* _OBJETIVO_: Reproduce las líneas de cada ítem sin cambiar nada en ellas.

== ÍTEMS MOSTRADOS ==

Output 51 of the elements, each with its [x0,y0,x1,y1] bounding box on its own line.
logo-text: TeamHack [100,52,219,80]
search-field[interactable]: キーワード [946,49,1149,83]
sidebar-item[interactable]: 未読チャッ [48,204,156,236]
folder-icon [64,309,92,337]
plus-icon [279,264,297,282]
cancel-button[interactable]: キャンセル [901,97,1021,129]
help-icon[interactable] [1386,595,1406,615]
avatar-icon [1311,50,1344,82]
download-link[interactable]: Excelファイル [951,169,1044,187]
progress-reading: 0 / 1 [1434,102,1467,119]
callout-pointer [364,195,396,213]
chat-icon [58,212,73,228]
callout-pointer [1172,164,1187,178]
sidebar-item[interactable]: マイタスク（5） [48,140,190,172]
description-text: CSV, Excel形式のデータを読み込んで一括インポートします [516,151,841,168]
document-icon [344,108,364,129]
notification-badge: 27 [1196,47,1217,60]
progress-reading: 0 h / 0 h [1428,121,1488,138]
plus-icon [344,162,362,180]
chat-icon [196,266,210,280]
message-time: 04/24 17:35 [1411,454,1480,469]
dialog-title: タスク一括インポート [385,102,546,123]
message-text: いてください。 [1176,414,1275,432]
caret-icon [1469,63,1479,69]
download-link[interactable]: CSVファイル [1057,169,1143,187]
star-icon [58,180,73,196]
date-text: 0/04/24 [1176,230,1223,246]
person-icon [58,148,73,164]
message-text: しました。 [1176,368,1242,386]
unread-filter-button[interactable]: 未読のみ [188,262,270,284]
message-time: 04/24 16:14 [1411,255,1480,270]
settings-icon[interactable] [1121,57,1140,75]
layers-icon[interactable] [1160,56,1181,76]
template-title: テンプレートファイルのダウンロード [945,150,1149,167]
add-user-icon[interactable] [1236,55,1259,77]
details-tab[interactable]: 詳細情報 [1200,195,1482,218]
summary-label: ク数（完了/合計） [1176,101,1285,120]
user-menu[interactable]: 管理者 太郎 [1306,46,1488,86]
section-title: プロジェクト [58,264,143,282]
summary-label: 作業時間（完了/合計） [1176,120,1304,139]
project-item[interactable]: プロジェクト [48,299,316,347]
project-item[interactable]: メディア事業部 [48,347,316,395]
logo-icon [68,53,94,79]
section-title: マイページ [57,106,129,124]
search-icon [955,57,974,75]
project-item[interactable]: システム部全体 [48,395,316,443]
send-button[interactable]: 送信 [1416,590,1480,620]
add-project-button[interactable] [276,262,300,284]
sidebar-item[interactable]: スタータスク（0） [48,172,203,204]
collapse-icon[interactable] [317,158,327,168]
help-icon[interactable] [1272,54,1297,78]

===

* _RESPUESTA COMPLETA_:
Output 51 of the elements, each with its [x0,y0,x1,y1] bounding box on its own line.
logo-text: TeamHack [100,52,219,80]
search-field[interactable]: キーワード [946,49,1149,83]
sidebar-item[interactable]: 未読チャッ [48,204,156,236]
folder-icon [64,309,92,337]
plus-icon [279,264,297,282]
cancel-button[interactable]: キャンセル [901,97,1021,129]
help-icon[interactable] [1386,595,1406,615]
avatar-icon [1311,50,1344,82]
download-link[interactable]: Excelファイル [951,169,1044,187]
progress-reading: 0 / 1 [1434,102,1467,119]
callout-pointer [364,195,396,213]
chat-icon [58,212,73,228]
callout-pointer [1172,164,1187,178]
sidebar-item[interactable]: マイタスク（5） [48,140,190,172]
description-text: CSV, Excel形式のデータを読み込んで一括インポートします [516,151,841,168]
document-icon [344,108,364,129]
notification-badge: 27 [1196,47,1217,60]
progress-reading: 0 h / 0 h [1428,121,1488,138]
plus-icon [344,162,362,180]
chat-icon [196,266,210,280]
message-time: 04/24 17:35 [1411,454,1480,469]
dialog-title: タスク一括インポート [385,102,546,123]
message-text: いてください。 [1176,414,1275,432]
caret-icon [1469,63,1479,69]
download-link[interactable]: CSVファイル [1057,169,1143,187]
star-icon [58,180,73,196]
date-text: 0/04/24 [1176,230,1223,246]
person-icon [58,148,73,164]
message-text: しました。 [1176,368,1242,386]
unread-filter-button[interactable]: 未読のみ [188,262,270,284]
message-time: 04/24 16:14 [1411,255,1480,270]
settings-icon[interactable] [1121,57,1140,75]
layers-icon[interactable] [1160,56,1181,76]
template-title: テンプレートファイルのダウンロード [945,150,1149,167]
add-user-icon[interactable] [1236,55,1259,77]
details-tab[interactable]: 詳細情報 [1200,195,1482,218]
summary-label: ク数（完了/合計） [1176,101,1285,120]
user-menu[interactable]: 管理者 太郎 [1306,46,1488,86]
section-title: プロジェクト [58,264,143,282]
summary-label: 作業時間（完了/合計） [1176,120,1304,139]
project-item[interactable]: プロジェクト [48,299,316,347]
project-item[interactable]: メディア事業部 [48,347,316,395]
logo-icon [68,53,94,79]
section-title: マイページ [57,106,129,124]
search-icon [955,57,974,75]
project-item[interactable]: システム部全体 [48,395,316,443]
send-button[interactable]: 送信 [1416,590,1480,620]
add-project-button[interactable] [276,262,300,284]
sidebar-item[interactable]: スタータスク（0） [48,172,203,204]
collapse-icon[interactable] [317,158,327,168]
help-icon[interactable] [1272,54,1297,78]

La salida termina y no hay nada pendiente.